» **Problem description**:
Narrow the data below down to the lines containing "انجام".

********

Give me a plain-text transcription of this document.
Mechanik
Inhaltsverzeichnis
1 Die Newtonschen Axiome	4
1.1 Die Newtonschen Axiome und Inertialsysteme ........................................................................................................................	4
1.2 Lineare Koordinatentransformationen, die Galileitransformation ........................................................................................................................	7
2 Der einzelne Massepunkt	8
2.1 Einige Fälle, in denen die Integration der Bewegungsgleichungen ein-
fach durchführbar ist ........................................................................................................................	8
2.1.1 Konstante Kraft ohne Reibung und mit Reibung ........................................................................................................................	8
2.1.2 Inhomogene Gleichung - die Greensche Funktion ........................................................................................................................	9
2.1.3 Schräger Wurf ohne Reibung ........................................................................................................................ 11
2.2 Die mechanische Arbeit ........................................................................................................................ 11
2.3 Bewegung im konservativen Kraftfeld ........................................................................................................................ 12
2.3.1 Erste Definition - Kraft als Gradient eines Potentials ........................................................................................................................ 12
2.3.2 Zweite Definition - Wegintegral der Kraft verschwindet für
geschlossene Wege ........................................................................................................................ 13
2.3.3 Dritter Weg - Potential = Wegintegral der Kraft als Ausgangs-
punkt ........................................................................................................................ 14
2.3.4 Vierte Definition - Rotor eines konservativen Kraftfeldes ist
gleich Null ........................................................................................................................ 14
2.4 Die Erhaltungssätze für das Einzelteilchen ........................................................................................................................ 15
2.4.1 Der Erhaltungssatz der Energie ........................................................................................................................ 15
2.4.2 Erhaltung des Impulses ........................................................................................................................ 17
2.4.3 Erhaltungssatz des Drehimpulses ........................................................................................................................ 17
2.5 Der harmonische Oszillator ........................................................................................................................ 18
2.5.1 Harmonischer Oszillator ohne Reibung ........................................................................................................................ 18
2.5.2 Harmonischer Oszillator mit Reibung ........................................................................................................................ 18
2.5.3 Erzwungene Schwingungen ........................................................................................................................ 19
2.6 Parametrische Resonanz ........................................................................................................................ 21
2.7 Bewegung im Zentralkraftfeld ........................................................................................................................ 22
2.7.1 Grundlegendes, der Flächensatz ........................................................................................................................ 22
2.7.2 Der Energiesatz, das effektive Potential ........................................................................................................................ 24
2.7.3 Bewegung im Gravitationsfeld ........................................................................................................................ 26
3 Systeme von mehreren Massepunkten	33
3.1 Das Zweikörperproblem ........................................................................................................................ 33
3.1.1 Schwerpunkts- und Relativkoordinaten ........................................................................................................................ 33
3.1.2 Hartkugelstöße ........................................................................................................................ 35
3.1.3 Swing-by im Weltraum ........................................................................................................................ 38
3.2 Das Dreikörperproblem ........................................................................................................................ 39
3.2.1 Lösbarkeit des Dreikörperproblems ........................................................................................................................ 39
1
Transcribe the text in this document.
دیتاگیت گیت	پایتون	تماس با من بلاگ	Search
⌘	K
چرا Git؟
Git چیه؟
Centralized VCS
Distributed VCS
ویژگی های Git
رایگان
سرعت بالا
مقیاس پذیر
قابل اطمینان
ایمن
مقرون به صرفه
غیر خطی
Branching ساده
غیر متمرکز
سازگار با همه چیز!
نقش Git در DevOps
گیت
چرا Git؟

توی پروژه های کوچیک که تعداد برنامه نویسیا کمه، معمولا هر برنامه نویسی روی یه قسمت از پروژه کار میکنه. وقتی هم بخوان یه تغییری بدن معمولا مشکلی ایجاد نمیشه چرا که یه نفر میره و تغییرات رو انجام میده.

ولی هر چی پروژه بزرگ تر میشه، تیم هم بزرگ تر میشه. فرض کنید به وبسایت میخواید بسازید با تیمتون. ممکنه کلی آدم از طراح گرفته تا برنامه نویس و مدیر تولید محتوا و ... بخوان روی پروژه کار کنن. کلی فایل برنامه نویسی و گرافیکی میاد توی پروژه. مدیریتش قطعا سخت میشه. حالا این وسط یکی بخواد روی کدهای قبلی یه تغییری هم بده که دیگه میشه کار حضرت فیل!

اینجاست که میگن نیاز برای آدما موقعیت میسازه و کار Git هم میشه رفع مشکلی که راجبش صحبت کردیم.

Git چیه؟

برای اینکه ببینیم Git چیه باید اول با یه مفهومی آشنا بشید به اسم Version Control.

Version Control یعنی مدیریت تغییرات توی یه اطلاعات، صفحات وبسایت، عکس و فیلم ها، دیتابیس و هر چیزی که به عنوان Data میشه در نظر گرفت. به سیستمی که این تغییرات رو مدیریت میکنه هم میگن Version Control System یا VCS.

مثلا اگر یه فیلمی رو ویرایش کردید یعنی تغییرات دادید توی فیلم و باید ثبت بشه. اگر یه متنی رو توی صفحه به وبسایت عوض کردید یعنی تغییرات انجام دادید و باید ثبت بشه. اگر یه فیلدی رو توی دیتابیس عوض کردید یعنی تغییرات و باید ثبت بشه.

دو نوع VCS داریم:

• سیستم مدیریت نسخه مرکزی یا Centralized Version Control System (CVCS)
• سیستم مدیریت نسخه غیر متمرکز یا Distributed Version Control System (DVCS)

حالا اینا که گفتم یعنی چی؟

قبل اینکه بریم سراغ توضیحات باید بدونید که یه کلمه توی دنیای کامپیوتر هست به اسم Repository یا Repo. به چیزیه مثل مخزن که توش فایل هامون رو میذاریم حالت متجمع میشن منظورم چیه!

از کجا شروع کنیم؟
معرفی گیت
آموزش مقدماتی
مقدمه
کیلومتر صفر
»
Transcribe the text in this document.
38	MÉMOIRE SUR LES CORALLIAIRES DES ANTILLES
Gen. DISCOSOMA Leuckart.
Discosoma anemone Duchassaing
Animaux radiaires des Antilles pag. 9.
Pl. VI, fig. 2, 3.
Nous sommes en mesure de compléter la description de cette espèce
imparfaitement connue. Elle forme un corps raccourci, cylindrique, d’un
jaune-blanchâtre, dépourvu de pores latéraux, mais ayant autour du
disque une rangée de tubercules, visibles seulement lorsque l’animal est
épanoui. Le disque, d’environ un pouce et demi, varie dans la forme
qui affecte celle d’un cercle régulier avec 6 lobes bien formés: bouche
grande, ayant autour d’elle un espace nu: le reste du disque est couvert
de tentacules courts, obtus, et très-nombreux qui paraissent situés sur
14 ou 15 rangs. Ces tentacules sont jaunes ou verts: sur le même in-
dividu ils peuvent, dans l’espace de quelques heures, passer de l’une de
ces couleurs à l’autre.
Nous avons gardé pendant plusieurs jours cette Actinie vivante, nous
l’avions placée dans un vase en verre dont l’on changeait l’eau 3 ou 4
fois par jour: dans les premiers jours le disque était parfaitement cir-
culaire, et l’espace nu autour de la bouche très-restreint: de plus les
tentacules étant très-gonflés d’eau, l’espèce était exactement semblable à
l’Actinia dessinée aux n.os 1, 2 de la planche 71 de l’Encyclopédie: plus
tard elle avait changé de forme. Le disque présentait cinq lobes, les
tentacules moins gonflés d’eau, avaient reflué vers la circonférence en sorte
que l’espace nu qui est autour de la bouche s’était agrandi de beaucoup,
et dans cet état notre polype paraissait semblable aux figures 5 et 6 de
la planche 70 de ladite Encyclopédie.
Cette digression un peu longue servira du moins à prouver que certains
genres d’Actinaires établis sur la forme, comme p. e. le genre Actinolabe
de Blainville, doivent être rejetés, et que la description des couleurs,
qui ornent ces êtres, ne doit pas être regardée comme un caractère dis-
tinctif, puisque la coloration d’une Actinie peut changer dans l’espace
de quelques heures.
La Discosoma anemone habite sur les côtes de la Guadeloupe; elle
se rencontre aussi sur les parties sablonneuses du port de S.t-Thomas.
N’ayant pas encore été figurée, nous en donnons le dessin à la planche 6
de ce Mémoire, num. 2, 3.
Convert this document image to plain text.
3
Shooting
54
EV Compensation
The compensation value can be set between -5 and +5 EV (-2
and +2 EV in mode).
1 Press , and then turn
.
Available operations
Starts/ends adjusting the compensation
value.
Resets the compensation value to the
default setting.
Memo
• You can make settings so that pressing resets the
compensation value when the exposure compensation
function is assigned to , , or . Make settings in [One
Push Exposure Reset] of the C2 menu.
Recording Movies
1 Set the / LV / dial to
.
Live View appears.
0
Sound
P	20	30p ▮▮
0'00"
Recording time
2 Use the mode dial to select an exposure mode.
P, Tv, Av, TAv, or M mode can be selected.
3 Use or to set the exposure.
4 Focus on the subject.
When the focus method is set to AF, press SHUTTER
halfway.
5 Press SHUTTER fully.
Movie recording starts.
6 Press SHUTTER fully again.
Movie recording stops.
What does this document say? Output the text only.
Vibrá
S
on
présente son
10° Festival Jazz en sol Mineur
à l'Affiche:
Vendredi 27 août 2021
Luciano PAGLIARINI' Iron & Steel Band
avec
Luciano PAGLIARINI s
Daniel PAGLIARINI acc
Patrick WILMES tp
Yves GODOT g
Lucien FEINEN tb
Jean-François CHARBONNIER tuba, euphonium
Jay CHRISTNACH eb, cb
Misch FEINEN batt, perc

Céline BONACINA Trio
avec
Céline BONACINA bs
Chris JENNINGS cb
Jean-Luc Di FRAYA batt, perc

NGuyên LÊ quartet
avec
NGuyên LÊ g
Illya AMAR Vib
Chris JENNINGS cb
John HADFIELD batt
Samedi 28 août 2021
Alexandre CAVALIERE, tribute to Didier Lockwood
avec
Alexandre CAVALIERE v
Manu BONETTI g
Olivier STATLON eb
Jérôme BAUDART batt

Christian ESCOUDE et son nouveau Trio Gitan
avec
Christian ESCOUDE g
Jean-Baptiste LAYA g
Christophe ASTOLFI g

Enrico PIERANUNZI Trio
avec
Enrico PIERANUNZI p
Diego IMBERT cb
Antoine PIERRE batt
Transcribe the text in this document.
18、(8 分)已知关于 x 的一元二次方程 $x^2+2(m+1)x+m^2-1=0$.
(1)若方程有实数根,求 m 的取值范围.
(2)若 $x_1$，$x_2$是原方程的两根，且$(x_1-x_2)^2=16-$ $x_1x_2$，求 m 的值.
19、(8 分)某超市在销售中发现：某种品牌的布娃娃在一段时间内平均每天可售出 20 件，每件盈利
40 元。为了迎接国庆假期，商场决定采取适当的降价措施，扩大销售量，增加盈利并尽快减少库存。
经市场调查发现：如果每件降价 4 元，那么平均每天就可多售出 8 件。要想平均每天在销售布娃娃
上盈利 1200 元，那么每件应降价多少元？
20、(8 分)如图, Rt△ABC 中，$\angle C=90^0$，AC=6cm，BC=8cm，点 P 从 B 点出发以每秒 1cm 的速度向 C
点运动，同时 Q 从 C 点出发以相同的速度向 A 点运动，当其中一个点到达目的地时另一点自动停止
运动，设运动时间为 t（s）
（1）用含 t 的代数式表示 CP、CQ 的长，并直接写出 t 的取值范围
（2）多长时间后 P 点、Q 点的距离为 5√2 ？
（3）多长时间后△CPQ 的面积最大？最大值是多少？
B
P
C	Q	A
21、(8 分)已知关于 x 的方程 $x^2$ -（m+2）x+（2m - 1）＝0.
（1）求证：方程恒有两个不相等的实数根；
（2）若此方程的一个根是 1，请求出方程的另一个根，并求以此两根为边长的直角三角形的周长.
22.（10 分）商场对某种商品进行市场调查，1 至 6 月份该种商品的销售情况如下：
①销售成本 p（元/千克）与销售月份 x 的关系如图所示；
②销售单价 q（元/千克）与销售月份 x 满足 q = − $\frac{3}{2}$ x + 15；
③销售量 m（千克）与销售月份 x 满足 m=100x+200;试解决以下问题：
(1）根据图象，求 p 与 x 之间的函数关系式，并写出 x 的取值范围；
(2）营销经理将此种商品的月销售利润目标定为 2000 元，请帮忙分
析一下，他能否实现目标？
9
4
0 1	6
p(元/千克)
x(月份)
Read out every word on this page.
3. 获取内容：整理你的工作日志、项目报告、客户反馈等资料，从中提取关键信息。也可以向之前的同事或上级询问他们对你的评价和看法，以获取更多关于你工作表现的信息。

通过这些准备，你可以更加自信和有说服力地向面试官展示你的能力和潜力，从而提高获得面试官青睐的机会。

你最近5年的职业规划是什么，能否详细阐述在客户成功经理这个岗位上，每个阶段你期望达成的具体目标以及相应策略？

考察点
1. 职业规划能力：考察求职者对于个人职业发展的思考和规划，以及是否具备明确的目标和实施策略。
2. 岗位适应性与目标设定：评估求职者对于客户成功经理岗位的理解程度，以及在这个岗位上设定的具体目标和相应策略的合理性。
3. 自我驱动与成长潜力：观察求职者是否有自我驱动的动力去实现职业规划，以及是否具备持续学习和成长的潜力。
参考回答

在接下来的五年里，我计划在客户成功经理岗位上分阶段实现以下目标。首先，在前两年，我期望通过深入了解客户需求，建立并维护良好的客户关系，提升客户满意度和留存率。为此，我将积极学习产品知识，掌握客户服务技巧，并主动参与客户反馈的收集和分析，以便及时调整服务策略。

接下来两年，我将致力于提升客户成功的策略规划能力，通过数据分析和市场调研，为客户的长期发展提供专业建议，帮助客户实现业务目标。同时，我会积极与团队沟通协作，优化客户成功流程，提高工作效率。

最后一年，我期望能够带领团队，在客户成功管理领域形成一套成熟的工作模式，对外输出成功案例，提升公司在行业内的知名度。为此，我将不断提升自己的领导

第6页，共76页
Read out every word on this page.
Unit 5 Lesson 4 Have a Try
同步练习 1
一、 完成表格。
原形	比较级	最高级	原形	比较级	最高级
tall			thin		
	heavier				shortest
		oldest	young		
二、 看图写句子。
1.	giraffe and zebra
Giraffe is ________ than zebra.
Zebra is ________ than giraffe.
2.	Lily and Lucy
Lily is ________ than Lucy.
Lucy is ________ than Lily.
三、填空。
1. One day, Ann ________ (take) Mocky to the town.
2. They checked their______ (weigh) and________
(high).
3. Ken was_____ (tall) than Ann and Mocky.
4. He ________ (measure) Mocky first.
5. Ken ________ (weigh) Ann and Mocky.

********

» **Task response**:
توی پروژه های کوچیک که تعداد برنامه نویسیا کمه، معمولا هر برنامه نویسی روی یه قسمت از پروژه کار میکنه. وقتی هم بخوان یه تغییری بدن معمولا مشکلی ایجاد نمیشه چرا که یه نفر میره و تغییرات رو انجام میده.
مثلا اگر یه فیلمی رو ویرایش کردید یعنی تغییرات دادید توی فیلم و باید ثبت بشه. اگر یه متنی رو توی صفحه به وبسایت عوض کردید یعنی تغییرات انجام دادید و باید ثبت بشه. اگر یه فیلدی رو توی دیتابیس عوض کردید یعنی تغییرات و باید ثبت بشه.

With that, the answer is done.